• PROBLEM DESCRIPTION
Write each line exactly as it stands, from the line containing "Type out the text in this image." through the end of the data.

• DATA FOR THIS EXERCISE
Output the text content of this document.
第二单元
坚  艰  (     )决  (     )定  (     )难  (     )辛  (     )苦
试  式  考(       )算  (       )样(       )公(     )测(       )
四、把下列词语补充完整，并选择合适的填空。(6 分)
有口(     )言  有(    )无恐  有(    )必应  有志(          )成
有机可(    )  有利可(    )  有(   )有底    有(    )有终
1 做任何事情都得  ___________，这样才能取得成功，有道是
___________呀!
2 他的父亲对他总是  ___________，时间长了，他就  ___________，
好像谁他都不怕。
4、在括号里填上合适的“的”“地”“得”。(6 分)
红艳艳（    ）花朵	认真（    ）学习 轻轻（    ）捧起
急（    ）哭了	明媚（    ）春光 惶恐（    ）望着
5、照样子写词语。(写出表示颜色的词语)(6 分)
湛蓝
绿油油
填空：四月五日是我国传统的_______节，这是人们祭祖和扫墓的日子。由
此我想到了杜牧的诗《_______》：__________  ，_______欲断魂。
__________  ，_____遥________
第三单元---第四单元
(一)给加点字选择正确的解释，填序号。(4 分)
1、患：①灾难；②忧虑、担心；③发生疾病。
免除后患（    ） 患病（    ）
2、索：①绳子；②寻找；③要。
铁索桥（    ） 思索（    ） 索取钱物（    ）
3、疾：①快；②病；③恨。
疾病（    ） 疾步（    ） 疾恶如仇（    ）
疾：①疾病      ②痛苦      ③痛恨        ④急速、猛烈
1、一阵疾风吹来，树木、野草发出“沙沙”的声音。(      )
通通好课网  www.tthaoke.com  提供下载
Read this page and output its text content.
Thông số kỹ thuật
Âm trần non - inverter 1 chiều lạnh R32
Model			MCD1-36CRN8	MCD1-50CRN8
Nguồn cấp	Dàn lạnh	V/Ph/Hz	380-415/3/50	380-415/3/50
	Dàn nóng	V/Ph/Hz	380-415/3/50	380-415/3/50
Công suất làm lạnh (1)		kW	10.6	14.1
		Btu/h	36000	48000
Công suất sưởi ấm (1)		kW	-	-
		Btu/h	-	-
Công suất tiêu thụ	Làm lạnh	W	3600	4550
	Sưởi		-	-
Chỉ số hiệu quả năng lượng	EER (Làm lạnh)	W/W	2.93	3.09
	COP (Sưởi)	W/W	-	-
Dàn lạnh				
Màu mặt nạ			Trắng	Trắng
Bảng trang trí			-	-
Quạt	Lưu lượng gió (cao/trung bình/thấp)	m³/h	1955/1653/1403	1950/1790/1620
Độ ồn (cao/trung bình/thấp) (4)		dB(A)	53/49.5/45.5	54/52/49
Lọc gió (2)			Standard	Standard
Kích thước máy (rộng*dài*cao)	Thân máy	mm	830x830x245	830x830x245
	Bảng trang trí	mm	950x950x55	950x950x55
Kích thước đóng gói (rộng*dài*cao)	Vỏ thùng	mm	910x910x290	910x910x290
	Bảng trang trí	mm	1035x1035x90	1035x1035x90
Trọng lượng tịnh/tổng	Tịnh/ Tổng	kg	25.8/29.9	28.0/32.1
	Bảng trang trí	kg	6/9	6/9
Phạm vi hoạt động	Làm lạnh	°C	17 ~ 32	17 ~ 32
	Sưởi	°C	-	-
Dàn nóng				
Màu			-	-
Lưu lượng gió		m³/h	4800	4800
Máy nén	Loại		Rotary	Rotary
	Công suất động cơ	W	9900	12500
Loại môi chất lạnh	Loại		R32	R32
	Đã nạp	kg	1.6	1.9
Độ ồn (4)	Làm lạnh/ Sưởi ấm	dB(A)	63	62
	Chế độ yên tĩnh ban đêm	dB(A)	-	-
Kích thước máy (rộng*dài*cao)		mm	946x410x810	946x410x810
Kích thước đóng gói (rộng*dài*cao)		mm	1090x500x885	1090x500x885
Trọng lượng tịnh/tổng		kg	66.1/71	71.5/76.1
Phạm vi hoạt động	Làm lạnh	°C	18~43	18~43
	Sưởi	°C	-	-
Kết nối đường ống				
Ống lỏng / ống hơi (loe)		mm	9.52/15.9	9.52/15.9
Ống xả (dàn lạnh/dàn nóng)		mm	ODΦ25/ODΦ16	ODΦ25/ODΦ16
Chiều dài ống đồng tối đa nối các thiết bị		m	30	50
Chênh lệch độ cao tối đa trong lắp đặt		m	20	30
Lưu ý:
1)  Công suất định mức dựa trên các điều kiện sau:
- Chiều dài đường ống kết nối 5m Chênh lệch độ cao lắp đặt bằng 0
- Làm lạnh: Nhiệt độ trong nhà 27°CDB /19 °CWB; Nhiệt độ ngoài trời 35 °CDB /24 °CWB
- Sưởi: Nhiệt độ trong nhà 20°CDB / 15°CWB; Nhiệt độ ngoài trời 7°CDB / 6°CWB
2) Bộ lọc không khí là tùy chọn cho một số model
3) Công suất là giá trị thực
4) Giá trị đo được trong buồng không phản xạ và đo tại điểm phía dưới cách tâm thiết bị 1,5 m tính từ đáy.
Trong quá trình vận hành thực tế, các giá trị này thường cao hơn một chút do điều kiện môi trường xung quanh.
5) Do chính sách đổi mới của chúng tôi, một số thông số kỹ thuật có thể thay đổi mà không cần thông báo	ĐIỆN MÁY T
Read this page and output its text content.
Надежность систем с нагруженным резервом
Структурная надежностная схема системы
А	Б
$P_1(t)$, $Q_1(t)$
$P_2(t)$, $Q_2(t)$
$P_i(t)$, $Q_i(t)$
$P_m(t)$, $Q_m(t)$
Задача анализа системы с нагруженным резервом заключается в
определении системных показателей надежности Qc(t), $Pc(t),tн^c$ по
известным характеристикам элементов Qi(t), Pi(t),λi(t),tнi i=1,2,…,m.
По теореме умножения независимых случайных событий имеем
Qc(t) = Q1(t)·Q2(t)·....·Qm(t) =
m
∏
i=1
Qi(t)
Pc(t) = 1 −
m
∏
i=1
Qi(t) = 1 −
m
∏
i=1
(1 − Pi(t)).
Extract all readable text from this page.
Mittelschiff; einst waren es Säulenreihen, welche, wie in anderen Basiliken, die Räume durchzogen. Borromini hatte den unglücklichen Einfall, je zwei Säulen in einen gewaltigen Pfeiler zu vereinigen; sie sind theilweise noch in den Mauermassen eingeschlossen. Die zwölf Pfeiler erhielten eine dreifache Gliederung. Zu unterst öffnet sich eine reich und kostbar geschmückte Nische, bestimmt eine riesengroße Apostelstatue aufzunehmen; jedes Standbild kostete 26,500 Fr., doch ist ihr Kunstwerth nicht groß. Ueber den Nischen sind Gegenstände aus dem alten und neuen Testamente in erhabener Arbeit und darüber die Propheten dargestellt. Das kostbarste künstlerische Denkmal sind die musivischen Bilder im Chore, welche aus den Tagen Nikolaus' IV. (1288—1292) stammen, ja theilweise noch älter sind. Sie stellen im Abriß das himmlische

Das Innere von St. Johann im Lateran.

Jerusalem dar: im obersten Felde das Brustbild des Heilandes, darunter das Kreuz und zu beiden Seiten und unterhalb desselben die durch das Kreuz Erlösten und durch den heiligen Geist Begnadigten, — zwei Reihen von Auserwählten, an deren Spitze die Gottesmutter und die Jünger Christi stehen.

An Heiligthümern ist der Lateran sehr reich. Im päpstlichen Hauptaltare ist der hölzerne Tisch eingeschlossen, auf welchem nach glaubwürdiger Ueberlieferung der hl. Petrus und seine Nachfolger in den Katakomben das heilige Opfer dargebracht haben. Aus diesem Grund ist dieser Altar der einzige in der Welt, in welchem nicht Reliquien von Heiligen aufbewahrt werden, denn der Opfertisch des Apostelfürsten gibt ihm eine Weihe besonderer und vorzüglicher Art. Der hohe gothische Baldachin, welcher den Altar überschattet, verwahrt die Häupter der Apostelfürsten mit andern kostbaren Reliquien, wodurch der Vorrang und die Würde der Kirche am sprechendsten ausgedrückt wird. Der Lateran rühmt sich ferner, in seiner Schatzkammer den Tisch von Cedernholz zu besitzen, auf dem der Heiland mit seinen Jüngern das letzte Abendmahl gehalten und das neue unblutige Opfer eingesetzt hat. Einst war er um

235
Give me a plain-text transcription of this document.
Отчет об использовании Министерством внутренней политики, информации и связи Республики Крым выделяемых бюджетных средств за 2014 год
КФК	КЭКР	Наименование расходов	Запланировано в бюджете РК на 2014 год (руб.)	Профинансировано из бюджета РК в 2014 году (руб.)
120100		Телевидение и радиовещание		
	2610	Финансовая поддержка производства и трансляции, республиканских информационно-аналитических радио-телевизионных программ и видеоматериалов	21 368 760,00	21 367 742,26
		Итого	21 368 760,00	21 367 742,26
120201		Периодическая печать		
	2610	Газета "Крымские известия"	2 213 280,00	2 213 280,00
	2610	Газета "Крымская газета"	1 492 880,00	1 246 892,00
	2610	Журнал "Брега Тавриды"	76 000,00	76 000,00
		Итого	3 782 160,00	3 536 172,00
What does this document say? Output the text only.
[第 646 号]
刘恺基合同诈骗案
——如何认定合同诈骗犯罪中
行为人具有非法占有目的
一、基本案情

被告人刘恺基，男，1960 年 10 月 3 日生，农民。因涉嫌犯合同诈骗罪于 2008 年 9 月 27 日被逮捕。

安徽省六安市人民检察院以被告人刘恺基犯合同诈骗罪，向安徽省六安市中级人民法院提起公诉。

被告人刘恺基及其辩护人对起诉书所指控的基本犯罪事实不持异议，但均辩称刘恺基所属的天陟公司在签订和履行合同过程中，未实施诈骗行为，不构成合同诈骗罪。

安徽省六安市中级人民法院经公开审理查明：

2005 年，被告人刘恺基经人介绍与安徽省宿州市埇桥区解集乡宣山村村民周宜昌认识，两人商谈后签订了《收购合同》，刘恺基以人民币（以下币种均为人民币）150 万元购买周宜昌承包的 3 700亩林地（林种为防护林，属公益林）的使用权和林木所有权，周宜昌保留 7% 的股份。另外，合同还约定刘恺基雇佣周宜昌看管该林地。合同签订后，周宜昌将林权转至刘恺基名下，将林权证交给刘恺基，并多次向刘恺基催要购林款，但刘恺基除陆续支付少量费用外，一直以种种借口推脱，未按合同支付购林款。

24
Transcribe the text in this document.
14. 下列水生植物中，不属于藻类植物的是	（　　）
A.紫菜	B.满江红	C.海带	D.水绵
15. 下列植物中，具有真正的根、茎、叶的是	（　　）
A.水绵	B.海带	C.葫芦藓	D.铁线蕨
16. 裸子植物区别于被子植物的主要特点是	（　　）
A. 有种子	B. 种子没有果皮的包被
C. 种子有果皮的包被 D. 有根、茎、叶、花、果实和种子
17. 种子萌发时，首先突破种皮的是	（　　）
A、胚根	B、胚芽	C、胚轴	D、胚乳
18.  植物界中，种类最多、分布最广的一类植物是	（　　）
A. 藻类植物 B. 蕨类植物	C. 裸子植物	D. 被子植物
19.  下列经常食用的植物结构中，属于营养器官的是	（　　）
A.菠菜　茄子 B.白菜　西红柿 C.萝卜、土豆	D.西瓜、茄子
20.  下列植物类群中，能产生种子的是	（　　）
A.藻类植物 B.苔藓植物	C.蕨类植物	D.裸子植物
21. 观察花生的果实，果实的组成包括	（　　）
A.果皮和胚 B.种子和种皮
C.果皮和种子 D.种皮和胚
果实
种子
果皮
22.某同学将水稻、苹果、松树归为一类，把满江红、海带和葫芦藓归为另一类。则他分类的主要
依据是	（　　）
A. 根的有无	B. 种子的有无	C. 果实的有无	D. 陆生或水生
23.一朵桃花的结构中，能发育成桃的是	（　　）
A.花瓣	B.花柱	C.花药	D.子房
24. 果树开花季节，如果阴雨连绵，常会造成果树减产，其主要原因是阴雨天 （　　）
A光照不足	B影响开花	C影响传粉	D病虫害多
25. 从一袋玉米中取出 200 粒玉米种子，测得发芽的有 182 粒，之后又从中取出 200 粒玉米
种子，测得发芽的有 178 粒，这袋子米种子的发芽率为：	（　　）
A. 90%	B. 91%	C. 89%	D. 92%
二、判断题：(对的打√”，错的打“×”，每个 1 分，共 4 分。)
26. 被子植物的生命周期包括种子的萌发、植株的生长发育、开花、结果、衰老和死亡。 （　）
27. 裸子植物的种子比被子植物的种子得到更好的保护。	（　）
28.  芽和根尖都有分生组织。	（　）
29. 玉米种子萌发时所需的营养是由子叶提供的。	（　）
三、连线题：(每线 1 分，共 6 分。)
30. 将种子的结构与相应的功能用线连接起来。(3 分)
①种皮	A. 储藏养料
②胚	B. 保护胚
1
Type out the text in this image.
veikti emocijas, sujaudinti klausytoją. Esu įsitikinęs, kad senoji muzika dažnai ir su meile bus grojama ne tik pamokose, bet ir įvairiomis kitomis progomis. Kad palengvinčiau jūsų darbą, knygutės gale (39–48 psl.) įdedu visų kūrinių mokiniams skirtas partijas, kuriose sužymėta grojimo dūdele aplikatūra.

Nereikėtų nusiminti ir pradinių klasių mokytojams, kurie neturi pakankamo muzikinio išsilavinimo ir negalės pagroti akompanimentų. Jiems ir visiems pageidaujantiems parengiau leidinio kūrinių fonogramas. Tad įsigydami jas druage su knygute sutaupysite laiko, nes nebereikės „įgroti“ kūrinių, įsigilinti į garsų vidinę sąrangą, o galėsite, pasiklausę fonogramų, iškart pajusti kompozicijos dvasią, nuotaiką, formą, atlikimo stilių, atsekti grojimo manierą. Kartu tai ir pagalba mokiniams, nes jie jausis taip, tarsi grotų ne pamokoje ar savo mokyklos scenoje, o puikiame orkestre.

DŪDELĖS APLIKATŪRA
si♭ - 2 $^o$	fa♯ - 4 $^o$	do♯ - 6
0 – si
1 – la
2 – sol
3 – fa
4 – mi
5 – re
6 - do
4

• PROBLEM SOLUTION
Type out the text in this image.
veikti emocijas, sujaudinti klausytoją. Esu įsitikinęs, kad senoji muzika dažnai ir su meile bus grojama ne tik pamokose, bet ir įvairiomis kitomis progomis. Kad palengvinčiau jūsų darbą, knygutės gale (39–48 psl.) įdedu visų kūrinių mokiniams skirtas partijas, kuriose sužymėta grojimo dūdele aplikatūra.

Nereikėtų nusiminti ir pradinių klasių mokytojams, kurie neturi pakankamo muzikinio išsilavinimo ir negalės pagroti akompanimentų. Jiems ir visiems pageidaujantiems parengiau leidinio kūrinių fonogramas. Tad įsigydami jas druage su knygute sutaupysite laiko, nes nebereikės „įgroti“ kūrinių, įsigilinti į garsų vidinę sąrangą, o galėsite, pasiklausę fonogramų, iškart pajusti kompozicijos dvasią, nuotaiką, formą, atlikimo stilių, atsekti grojimo manierą. Kartu tai ir pagalba mokiniams, nes jie jausis taip, tarsi grotų ne pamokoje ar savo mokyklos scenoje, o puikiame orkestre.

DŪDELĖS APLIKATŪRA
si♭ - 2 $^o$	fa♯ - 4 $^o$	do♯ - 6
0 – si
1 – la
2 – sol
3 – fa
4 – mi
5 – re
6 - do
4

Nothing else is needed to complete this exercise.